Problem:
Show every line that has the string "name" in it.

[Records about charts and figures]

-- BEGIN --

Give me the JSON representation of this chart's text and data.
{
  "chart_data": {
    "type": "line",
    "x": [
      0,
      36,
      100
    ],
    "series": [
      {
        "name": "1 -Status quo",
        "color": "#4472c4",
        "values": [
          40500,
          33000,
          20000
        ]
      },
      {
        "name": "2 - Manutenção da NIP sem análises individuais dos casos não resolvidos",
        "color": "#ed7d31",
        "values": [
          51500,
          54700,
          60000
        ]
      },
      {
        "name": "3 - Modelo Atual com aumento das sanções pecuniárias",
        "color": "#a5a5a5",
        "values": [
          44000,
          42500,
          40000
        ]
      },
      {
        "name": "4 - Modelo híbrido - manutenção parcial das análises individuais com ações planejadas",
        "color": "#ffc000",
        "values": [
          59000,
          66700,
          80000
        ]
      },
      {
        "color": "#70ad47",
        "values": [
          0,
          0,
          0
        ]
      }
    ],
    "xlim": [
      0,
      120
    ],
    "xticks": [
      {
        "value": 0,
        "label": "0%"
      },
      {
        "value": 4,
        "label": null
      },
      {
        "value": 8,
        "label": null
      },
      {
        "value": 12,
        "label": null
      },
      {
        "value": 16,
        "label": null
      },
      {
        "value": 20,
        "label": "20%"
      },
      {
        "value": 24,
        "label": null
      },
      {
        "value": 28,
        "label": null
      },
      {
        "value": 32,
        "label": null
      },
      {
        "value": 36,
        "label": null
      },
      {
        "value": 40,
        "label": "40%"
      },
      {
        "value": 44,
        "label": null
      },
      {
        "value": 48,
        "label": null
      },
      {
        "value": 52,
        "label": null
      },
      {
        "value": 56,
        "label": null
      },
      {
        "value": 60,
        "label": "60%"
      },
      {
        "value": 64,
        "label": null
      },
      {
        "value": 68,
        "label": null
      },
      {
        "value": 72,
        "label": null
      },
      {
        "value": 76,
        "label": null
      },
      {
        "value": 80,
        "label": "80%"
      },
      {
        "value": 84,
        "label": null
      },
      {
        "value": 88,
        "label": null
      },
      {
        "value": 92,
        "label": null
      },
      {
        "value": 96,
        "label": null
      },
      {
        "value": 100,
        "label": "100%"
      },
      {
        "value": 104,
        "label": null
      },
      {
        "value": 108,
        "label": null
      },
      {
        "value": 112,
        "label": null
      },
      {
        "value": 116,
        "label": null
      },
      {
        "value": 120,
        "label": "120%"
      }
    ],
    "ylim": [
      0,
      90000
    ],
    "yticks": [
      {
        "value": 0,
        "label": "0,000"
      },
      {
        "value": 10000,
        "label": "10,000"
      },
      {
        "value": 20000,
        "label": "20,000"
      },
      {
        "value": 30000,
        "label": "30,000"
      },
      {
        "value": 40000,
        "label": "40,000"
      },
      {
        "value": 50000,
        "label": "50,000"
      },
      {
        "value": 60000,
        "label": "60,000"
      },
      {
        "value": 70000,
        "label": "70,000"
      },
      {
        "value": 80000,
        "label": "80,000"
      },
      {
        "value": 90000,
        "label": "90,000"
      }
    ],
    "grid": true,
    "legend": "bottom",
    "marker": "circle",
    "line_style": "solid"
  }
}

-- END --

Task solution:
        "name": "1 -Status quo",
        "name": "2 - Manutenção da NIP sem análises individuais dos casos não resolvidos",
        "name": "3 - Modelo Atual com aumento das sanções pecuniárias",
        "name": "4 - Modelo híbrido - manutenção parcial das análises individuais com ações planejadas",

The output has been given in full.